- DATASET RECORDS -

○ ○ ○ ○ ○ ○ ○

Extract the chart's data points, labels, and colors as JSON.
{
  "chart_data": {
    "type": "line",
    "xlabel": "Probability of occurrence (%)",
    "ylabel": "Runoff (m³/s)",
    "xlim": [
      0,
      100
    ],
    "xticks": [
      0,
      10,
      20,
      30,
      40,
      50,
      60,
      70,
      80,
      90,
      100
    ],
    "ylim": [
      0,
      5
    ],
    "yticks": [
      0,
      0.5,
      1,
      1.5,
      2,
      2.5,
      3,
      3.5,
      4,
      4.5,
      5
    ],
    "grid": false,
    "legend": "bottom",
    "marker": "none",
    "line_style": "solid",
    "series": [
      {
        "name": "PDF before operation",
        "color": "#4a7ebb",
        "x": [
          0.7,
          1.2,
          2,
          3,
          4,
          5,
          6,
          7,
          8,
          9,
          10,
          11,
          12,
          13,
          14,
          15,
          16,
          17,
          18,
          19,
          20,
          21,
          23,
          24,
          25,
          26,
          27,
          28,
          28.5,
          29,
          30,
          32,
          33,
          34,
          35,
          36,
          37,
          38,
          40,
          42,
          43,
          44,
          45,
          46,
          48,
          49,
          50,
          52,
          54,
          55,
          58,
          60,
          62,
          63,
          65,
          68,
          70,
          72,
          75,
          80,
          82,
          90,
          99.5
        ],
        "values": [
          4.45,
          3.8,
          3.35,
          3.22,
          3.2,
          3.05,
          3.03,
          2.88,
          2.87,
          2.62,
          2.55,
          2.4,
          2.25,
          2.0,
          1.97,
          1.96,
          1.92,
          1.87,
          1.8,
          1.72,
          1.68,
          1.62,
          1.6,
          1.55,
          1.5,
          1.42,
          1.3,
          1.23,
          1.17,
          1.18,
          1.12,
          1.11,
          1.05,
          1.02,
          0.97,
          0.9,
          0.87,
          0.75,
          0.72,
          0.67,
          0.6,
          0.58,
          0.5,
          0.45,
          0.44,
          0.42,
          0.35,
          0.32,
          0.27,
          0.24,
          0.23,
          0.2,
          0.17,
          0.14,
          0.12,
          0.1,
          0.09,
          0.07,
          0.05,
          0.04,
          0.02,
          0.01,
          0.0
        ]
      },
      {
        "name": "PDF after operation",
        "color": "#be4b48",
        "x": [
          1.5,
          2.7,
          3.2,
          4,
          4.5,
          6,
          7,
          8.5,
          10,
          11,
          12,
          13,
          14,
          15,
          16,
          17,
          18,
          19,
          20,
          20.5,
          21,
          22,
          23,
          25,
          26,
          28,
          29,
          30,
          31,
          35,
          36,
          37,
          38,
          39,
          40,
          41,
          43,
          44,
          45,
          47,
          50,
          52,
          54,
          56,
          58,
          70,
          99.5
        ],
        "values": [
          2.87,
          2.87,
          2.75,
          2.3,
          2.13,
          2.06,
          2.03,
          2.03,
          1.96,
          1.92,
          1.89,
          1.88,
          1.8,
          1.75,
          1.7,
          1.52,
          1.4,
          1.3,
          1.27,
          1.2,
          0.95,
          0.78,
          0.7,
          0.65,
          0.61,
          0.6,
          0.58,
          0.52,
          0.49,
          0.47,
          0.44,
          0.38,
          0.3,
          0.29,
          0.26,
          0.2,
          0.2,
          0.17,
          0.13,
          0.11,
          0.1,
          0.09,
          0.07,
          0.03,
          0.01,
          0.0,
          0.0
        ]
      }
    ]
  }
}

○ ○ ○ ○ ○ ○ ○

- EXERCISE INSTRUCTIONS -
Reproduce each line of the material above precisely.

- EXERCISE RESPONSE -
Extract the chart's data points, labels, and colors as JSON.
{
  "chart_data": {
    "type": "line",
    "xlabel": "Probability of occurrence (%)",
    "ylabel": "Runoff (m³/s)",
    "xlim": [
      0,
      100
    ],
    "xticks": [
      0,
      10,
      20,
      30,
      40,
      50,
      60,
      70,
      80,
      90,
      100
    ],
    "ylim": [
      0,
      5
    ],
    "yticks": [
      0,
      0.5,
      1,
      1.5,
      2,
      2.5,
      3,
      3.5,
      4,
      4.5,
      5
    ],
    "grid": false,
    "legend": "bottom",
    "marker": "none",
    "line_style": "solid",
    "series": [
      {
        "name": "PDF before operation",
        "color": "#4a7ebb",
        "x": [
          0.7,
          1.2,
          2,
          3,
          4,
          5,
          6,
          7,
          8,
          9,
          10,
          11,
          12,
          13,
          14,
          15,
          16,
          17,
          18,
          19,
          20,
          21,
          23,
          24,
          25,
          26,
          27,
          28,
          28.5,
          29,
          30,
          32,
          33,
          34,
          35,
          36,
          37,
          38,
          40,
          42,
          43,
          44,
          45,
          46,
          48,
          49,
          50,
          52,
          54,
          55,
          58,
          60,
          62,
          63,
          65,
          68,
          70,
          72,
          75,
          80,
          82,
          90,
          99.5
        ],
        "values": [
          4.45,
          3.8,
          3.35,
          3.22,
          3.2,
          3.05,
          3.03,
          2.88,
          2.87,
          2.62,
          2.55,
          2.4,
          2.25,
          2.0,
          1.97,
          1.96,
          1.92,
          1.87,
          1.8,
          1.72,
          1.68,
          1.62,
          1.6,
          1.55,
          1.5,
          1.42,
          1.3,
          1.23,
          1.17,
          1.18,
          1.12,
          1.11,
          1.05,
          1.02,
          0.97,
          0.9,
          0.87,
          0.75,
          0.72,
          0.67,
          0.6,
          0.58,
          0.5,
          0.45,
          0.44,
          0.42,
          0.35,
          0.32,
          0.27,
          0.24,
          0.23,
          0.2,
          0.17,
          0.14,
          0.12,
          0.1,
          0.09,
          0.07,
          0.05,
          0.04,
          0.02,
          0.01,
          0.0
        ]
      },
      {
        "name": "PDF after operation",
        "color": "#be4b48",
        "x": [
          1.5,
          2.7,
          3.2,
          4,
          4.5,
          6,
          7,
          8.5,
          10,
          11,
          12,
          13,
          14,
          15,
          16,
          17,
          18,
          19,
          20,
          20.5,
          21,
          22,
          23,
          25,
          26,
          28,
          29,
          30,
          31,
          35,
          36,
          37,
          38,
          39,
          40,
          41,
          43,
          44,
          45,
          47,
          50,
          52,
          54,
          56,
          58,
          70,
          99.5
        ],
        "values": [
          2.87,
          2.87,
          2.75,
          2.3,
          2.13,
          2.06,
          2.03,
          2.03,
          1.96,
          1.92,
          1.89,
          1.88,
          1.8,
          1.75,
          1.7,
          1.52,
          1.4,
          1.3,
          1.27,
          1.2,
          0.95,
          0.78,
          0.7,
          0.65,
          0.61,
          0.6,
          0.58,
          0.52,
          0.49,
          0.47,
          0.44,
          0.38,
          0.3,
          0.29,
          0.26,
          0.2,
          0.2,
          0.17,
          0.13,
          0.11,
          0.1,
          0.09,
          0.07,
          0.03,
          0.01,
          0.0,
          0.0
        ]
      }
    ]
  }
}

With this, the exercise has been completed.